**GOAL OF THE EXERCISE:**
Give only the number of lines below that contain the word "header".

**Structured figure records:**

_ _ _ _

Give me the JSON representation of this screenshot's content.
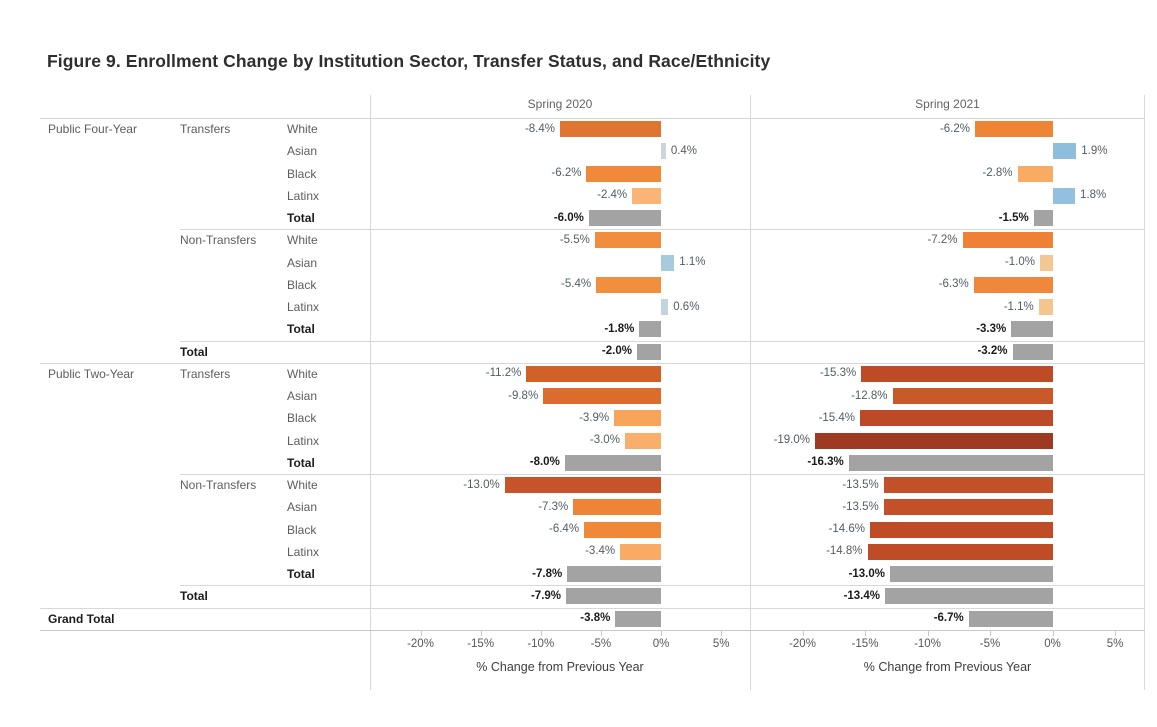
{
  "title": "Figure 9. Enrollment Change by Institution Sector, Transfer Status, and Race/Ethnicity",
  "chart_data": {
    "type": "bar",
    "orientation": "horizontal",
    "xlabel": "% Change from Previous Year",
    "panels": [
      {
        "header": "Spring 2020"
      },
      {
        "header": "Spring 2021"
      }
    ],
    "axis": {
      "min": -24.2,
      "max": 7.4,
      "tick_values": [
        -20,
        -15,
        -10,
        -5,
        0,
        5
      ],
      "tick_labels": [
        "-20%",
        "-15%",
        "-10%",
        "-5%",
        "0%",
        "5%"
      ]
    },
    "total_color": "#a3a3a3",
    "positive_color": "#92bfde",
    "negative_color_range": [
      "#f9b476",
      "#9d3a21"
    ],
    "rows": [
      {
        "sector": "Public Four-Year",
        "status": "Transfers",
        "race": "White",
        "bold": false,
        "separator": "none",
        "values": [
          -8.4,
          -6.2
        ],
        "labels": [
          "-8.4%",
          "-6.2%"
        ],
        "colors": [
          "#e0752f",
          "#ef8434"
        ]
      },
      {
        "sector": "",
        "status": "",
        "race": "Asian",
        "bold": false,
        "separator": "none",
        "values": [
          0.4,
          1.9
        ],
        "labels": [
          "0.4%",
          "1.9%"
        ],
        "colors": [
          "#ccd5da",
          "#8fbedd"
        ]
      },
      {
        "sector": "",
        "status": "",
        "race": "Black",
        "bold": false,
        "separator": "none",
        "values": [
          -6.2,
          -2.8
        ],
        "labels": [
          "-6.2%",
          "-2.8%"
        ],
        "colors": [
          "#f08a3a",
          "#f9ab64"
        ]
      },
      {
        "sector": "",
        "status": "",
        "race": "Latinx",
        "bold": false,
        "separator": "none",
        "values": [
          -2.4,
          1.8
        ],
        "labels": [
          "-2.4%",
          "1.8%"
        ],
        "colors": [
          "#f9b476",
          "#92c0de"
        ]
      },
      {
        "sector": "",
        "status": "",
        "race": "Total",
        "bold": true,
        "separator": "none",
        "values": [
          -6.0,
          -1.5
        ],
        "labels": [
          "-6.0%",
          "-1.5%"
        ],
        "colors": [
          "#a3a3a3",
          "#a3a3a3"
        ]
      },
      {
        "sector": "",
        "status": "Non-Transfers",
        "race": "White",
        "bold": false,
        "separator": "status",
        "values": [
          -5.5,
          -7.2
        ],
        "labels": [
          "-5.5%",
          "-7.2%"
        ],
        "colors": [
          "#f28d3d",
          "#ee8135"
        ]
      },
      {
        "sector": "",
        "status": "",
        "race": "Asian",
        "bold": false,
        "separator": "none",
        "values": [
          1.1,
          -1.0
        ],
        "labels": [
          "1.1%",
          "-1.0%"
        ],
        "colors": [
          "#a7cadf",
          "#f4c792"
        ]
      },
      {
        "sector": "",
        "status": "",
        "race": "Black",
        "bold": false,
        "separator": "none",
        "values": [
          -5.4,
          -6.3
        ],
        "labels": [
          "-5.4%",
          "-6.3%"
        ],
        "colors": [
          "#f28f3e",
          "#f0873a"
        ]
      },
      {
        "sector": "",
        "status": "",
        "race": "Latinx",
        "bold": false,
        "separator": "none",
        "values": [
          0.6,
          -1.1
        ],
        "labels": [
          "0.6%",
          "-1.1%"
        ],
        "colors": [
          "#c2d5de",
          "#f4c58e"
        ]
      },
      {
        "sector": "",
        "status": "",
        "race": "Total",
        "bold": true,
        "separator": "none",
        "values": [
          -1.8,
          -3.3
        ],
        "labels": [
          "-1.8%",
          "-3.3%"
        ],
        "colors": [
          "#a3a3a3",
          "#a3a3a3"
        ]
      },
      {
        "sector": "",
        "status": "Total",
        "race": "",
        "bold": true,
        "separator": "status",
        "values": [
          -2.0,
          -3.2
        ],
        "labels": [
          "-2.0%",
          "-3.2%"
        ],
        "colors": [
          "#a3a3a3",
          "#a3a3a3"
        ]
      },
      {
        "sector": "Public Two-Year",
        "status": "Transfers",
        "race": "White",
        "bold": false,
        "separator": "sector",
        "values": [
          -11.2,
          -15.3
        ],
        "labels": [
          "-11.2%",
          "-15.3%"
        ],
        "colors": [
          "#d26128",
          "#bc4b26"
        ]
      },
      {
        "sector": "",
        "status": "",
        "race": "Asian",
        "bold": false,
        "separator": "none",
        "values": [
          -9.8,
          -12.8
        ],
        "labels": [
          "-9.8%",
          "-12.8%"
        ],
        "colors": [
          "#dc6c2d",
          "#c85a2a"
        ]
      },
      {
        "sector": "",
        "status": "",
        "race": "Black",
        "bold": false,
        "separator": "none",
        "values": [
          -3.9,
          -15.4
        ],
        "labels": [
          "-3.9%",
          "-15.4%"
        ],
        "colors": [
          "#f8a55b",
          "#bc4a26"
        ]
      },
      {
        "sector": "",
        "status": "",
        "race": "Latinx",
        "bold": false,
        "separator": "none",
        "values": [
          -3.0,
          -19.0
        ],
        "labels": [
          "-3.0%",
          "-19.0%"
        ],
        "colors": [
          "#f9ae6a",
          "#9d3a21"
        ]
      },
      {
        "sector": "",
        "status": "",
        "race": "Total",
        "bold": true,
        "separator": "none",
        "values": [
          -8.0,
          -16.3
        ],
        "labels": [
          "-8.0%",
          "-16.3%"
        ],
        "colors": [
          "#a3a3a3",
          "#a3a3a3"
        ]
      },
      {
        "sector": "",
        "status": "Non-Transfers",
        "race": "White",
        "bold": false,
        "separator": "status",
        "values": [
          -13.0,
          -13.5
        ],
        "labels": [
          "-13.0%",
          "-13.5%"
        ],
        "colors": [
          "#c65329",
          "#c25028"
        ]
      },
      {
        "sector": "",
        "status": "",
        "race": "Asian",
        "bold": false,
        "separator": "none",
        "values": [
          -7.3,
          -13.5
        ],
        "labels": [
          "-7.3%",
          "-13.5%"
        ],
        "colors": [
          "#ed8438",
          "#c25028"
        ]
      },
      {
        "sector": "",
        "status": "",
        "race": "Black",
        "bold": false,
        "separator": "none",
        "values": [
          -6.4,
          -14.6
        ],
        "labels": [
          "-6.4%",
          "-14.6%"
        ],
        "colors": [
          "#f0883a",
          "#be4c27"
        ]
      },
      {
        "sector": "",
        "status": "",
        "race": "Latinx",
        "bold": false,
        "separator": "none",
        "values": [
          -3.4,
          -14.8
        ],
        "labels": [
          "-3.4%",
          "-14.8%"
        ],
        "colors": [
          "#f9aa64",
          "#be4c27"
        ]
      },
      {
        "sector": "",
        "status": "",
        "race": "Total",
        "bold": true,
        "separator": "none",
        "values": [
          -7.8,
          -13.0
        ],
        "labels": [
          "-7.8%",
          "-13.0%"
        ],
        "colors": [
          "#a3a3a3",
          "#a3a3a3"
        ]
      },
      {
        "sector": "",
        "status": "Total",
        "race": "",
        "bold": true,
        "separator": "status",
        "values": [
          -7.9,
          -13.4
        ],
        "labels": [
          "-7.9%",
          "-13.4%"
        ],
        "colors": [
          "#a3a3a3",
          "#a3a3a3"
        ]
      },
      {
        "sector": "Grand Total",
        "status": "",
        "race": "",
        "bold": true,
        "separator": "sector",
        "values": [
          -3.8,
          -6.7
        ],
        "labels": [
          "-3.8%",
          "-6.7%"
        ],
        "colors": [
          "#a3a3a3",
          "#a3a3a3"
        ]
      }
    ]
  }
}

_ _ _ _

**FULL SOLUTION:**
2